- **Stated problem**
Show every line in the records below that contains the word "Svensk".

- **Dataset entries**
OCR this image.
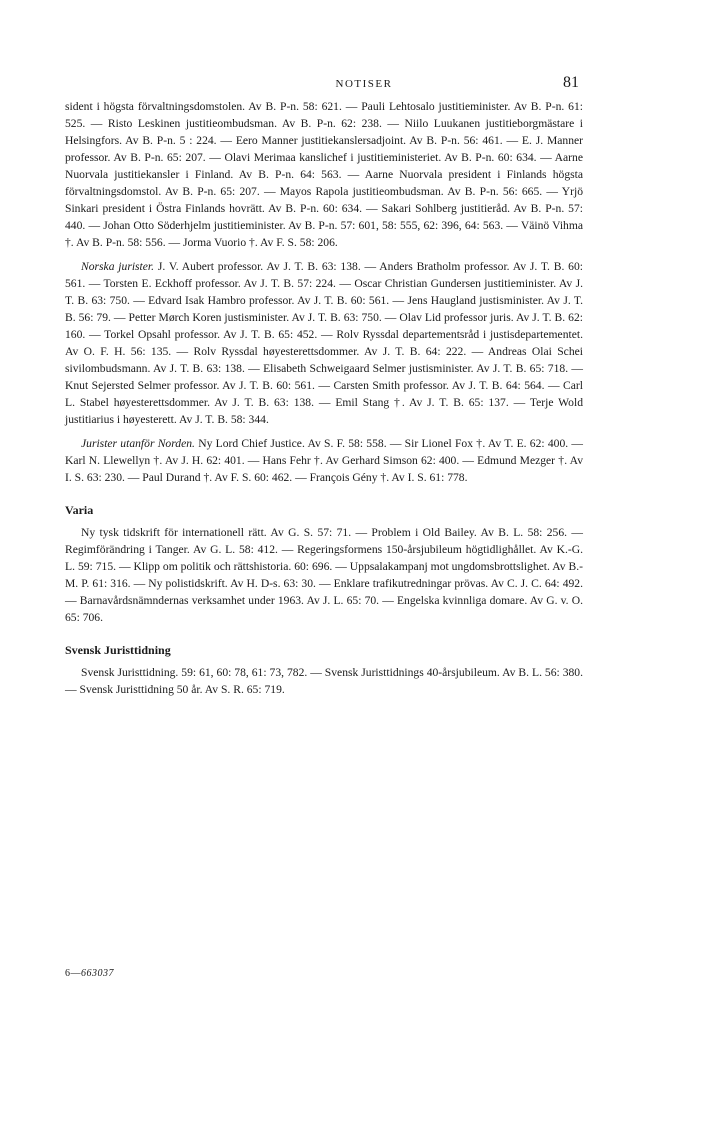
NOTISER	81

sident i högsta förvaltningsdomstolen. Av B. P-n. 58: 621. — Pauli Lehtosalo justitieminister. Av B. P-n. 61: 525. — Risto Leskinen justitieombudsman. Av B. P-n. 62: 238. — Niilo Luukanen justitieborgmästare i Helsingfors. Av B. P-n. 5 : 224. — Eero Manner justitiekanslersadjoint. Av B. P-n. 56: 461. — E. J. Manner professor. Av B. P-n. 65: 207. — Olavi Merimaa kanslichef i justitieministeriet. Av B. P-n. 60: 634. — Aarne Nuorvala justitiekansler i Finland. Av B. P-n. 64: 563. — Aarne Nuorvala president i Finlands högsta förvaltningsdomstol. Av B. P-n. 65: 207. — Mayos Rapola justitieombudsman. Av B. P-n. 56: 665. — Yrjö Sinkari president i Östra Finlands hovrätt. Av B. P-n. 60: 634. — Sakari Sohlberg justitieråd. Av B. P-n. 57: 440. — Johan Otto Söderhjelm justitieminister. Av B. P-n. 57: 601, 58: 555, 62: 396, 64: 563. — Väinö Vihma †. Av B. P-n. 58: 556. — Jorma Vuorio †. Av F. S. 58: 206.

Norska jurister. J. V. Aubert professor. Av J. T. B. 63: 138. — Anders Bratholm professor. Av J. T. B. 60: 561. — Torsten E. Eckhoff professor. Av J. T. B. 57: 224. — Oscar Christian Gundersen justitieminister. Av J. T. B. 63: 750. — Edvard Isak Hambro professor. Av J. T. B. 60: 561. — Jens Haugland justisminister. Av J. T. B. 56: 79. — Petter Mørch Koren justisminister. Av J. T. B. 63: 750. — Olav Lid professor juris. Av J. T. B. 62: 160. — Torkel Opsahl professor. Av J. T. B. 65: 452. — Rolv Ryssdal departementsråd i justisdepartementet. Av O. F. H. 56: 135. — Rolv Ryssdal høyesterettsdommer. Av J. T. B. 64: 222. — Andreas Olai Schei sivilombudsmann. Av J. T. B. 63: 138. — Elisabeth Schweigaard Selmer justisminister. Av J. T. B. 65: 718. — Knut Sejersted Selmer professor. Av J. T. B. 60: 561. — Carsten Smith professor. Av J. T. B. 64: 564. — Carl L. Stabel høyesterettsdommer. Av J. T. B. 63: 138. — Emil Stang †. Av J. T. B. 65: 137. — Terje Wold justitiarius i høyesterett. Av J. T. B. 58: 344.

Jurister utanför Norden. Ny Lord Chief Justice. Av S. F. 58: 558. — Sir Lionel Fox †. Av T. E. 62: 400. — Karl N. Llewellyn †. Av J. H. 62: 401. — Hans Fehr †. Av Gerhard Simson 62: 400. — Edmund Mezger †. Av I. S. 63: 230. — Paul Durand †. Av F. S. 60: 462. — François Gény †. Av I. S. 61: 778.

Varia

Ny tysk tidskrift för internationell rätt. Av G. S. 57: 71. — Problem i Old Bailey. Av B. L. 58: 256. — Regimförändring i Tanger. Av G. L. 58: 412. — Regeringsformens 150-årsjubileum högtidlighållet. Av K.-G. L. 59: 715. — Klipp om politik och rättshistoria. 60: 696. — Uppsalakampanj mot ungdomsbrottslighet. Av B.-M. P. 61: 316. — Ny polistidskrift. Av H. D-s. 63: 30. — Enklare trafikutredningar prövas. Av C. J. C. 64: 492. — Barnavårdsnämndernas verksamhet under 1963. Av J. L. 65: 70. — Engelska kvinnliga domare. Av G. v. O. 65: 706.

Svensk Juristtidning

Svensk Juristtidning. 59: 61, 60: 78, 61: 73, 782. — Svensk Juristtidnings 40-årsjubileum. Av B. L. 56: 380. — Svensk Juristtidning 50 år. Av S. R. 65: 719.

6—663037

- **The reply**
Svensk Juristtidning
Svensk Juristtidning. 59: 61, 60: 78, 61: 73, 782. — Svensk Juristtidnings 40-årsjubileum. Av B. L. 56: 380. — Svensk Juristtidning 50 år. Av S. R. 65: 719.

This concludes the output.